#### [WHAT YOU HAVE TO DO]
Copy out every line in which the string "title" occurs.

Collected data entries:
++++++++++++++++++++

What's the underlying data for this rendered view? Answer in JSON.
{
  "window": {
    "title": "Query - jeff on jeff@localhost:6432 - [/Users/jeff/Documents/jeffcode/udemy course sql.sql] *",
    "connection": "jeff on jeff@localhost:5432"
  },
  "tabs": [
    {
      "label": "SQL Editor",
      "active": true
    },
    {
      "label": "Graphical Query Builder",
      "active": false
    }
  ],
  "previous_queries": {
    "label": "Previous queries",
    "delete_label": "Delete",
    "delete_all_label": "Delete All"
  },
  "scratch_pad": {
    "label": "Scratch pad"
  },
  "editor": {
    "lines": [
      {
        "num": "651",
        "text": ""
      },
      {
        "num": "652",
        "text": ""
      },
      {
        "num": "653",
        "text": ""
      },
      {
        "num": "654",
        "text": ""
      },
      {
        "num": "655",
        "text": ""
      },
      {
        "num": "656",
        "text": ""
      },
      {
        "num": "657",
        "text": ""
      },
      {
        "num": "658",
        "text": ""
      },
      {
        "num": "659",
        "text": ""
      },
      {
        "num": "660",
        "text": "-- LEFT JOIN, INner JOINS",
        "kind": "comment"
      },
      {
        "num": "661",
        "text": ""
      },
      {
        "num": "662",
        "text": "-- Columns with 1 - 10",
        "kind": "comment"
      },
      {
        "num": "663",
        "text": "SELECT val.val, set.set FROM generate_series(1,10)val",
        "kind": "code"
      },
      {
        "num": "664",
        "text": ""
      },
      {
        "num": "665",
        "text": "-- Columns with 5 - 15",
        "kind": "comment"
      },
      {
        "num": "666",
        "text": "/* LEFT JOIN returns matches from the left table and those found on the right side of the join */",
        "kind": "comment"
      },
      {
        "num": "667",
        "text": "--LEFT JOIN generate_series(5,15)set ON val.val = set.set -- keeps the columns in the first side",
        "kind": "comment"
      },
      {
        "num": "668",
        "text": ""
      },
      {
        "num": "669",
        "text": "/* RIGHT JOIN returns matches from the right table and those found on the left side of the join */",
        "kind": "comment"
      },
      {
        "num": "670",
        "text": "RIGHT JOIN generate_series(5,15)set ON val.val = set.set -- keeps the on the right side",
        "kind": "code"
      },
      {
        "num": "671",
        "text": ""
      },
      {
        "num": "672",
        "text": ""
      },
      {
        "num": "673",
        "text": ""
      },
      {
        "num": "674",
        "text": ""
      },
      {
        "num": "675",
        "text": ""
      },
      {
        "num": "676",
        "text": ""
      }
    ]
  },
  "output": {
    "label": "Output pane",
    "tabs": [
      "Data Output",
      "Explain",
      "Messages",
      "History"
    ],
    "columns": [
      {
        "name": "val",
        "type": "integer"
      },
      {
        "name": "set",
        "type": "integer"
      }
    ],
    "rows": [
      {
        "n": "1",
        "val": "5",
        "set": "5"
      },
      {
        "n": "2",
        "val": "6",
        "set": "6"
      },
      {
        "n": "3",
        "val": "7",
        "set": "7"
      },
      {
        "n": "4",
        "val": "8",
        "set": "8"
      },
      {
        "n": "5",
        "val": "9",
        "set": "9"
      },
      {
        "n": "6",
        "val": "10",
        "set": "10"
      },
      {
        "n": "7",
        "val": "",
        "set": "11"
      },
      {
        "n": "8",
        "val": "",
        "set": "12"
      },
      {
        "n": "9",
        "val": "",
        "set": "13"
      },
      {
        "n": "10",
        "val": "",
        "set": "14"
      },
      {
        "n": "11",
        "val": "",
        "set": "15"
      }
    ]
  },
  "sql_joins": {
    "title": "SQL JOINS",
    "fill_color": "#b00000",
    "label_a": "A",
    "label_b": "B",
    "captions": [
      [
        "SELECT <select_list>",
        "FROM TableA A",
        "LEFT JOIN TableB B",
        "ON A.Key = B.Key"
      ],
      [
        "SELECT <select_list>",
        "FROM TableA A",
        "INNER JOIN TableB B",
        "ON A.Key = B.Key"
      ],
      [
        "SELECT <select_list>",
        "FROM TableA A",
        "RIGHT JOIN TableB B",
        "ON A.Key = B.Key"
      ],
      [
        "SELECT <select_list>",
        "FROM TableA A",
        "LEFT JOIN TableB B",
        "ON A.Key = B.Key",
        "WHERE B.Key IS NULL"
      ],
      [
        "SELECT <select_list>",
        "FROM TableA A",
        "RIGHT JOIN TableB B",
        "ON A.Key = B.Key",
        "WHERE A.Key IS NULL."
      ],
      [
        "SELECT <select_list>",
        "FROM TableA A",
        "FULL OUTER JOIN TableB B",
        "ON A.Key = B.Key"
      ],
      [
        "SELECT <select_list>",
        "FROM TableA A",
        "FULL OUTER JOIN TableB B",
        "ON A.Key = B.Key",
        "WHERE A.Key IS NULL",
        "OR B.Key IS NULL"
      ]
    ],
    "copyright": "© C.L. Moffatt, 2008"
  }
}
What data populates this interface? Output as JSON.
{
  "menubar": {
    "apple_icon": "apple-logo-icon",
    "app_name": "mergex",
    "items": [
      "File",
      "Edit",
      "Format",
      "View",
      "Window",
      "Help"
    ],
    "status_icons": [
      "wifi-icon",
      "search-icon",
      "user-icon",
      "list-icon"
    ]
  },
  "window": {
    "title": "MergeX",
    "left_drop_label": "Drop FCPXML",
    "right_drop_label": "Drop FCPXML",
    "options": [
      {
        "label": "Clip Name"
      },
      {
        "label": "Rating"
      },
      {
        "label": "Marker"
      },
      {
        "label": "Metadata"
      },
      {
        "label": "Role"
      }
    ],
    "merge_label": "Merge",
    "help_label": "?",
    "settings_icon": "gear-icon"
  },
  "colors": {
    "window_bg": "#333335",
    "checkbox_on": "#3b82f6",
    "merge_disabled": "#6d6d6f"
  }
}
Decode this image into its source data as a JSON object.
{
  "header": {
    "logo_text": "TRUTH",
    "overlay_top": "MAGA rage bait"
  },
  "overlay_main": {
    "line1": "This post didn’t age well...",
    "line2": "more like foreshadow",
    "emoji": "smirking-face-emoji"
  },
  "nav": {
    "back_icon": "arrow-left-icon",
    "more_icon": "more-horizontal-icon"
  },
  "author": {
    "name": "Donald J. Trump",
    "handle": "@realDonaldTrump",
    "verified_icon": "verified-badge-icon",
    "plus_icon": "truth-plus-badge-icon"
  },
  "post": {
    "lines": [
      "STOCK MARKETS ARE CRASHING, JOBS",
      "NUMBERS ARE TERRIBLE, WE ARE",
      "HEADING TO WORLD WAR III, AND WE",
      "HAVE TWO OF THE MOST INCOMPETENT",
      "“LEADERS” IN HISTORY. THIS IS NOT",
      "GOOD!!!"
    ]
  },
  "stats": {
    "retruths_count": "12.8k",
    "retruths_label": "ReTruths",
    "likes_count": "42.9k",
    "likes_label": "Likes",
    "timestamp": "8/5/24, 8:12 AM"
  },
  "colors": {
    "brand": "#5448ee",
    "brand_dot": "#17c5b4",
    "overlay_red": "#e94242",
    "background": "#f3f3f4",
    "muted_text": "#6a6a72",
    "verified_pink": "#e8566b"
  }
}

++++++++++++++++++++

#### [EXERCISE ANSWER]
    "title": "Query - jeff on jeff@localhost:6432 - [/Users/jeff/Documents/jeffcode/udemy course sql.sql] *",
    "title": "SQL JOINS",
    "title": "MergeX",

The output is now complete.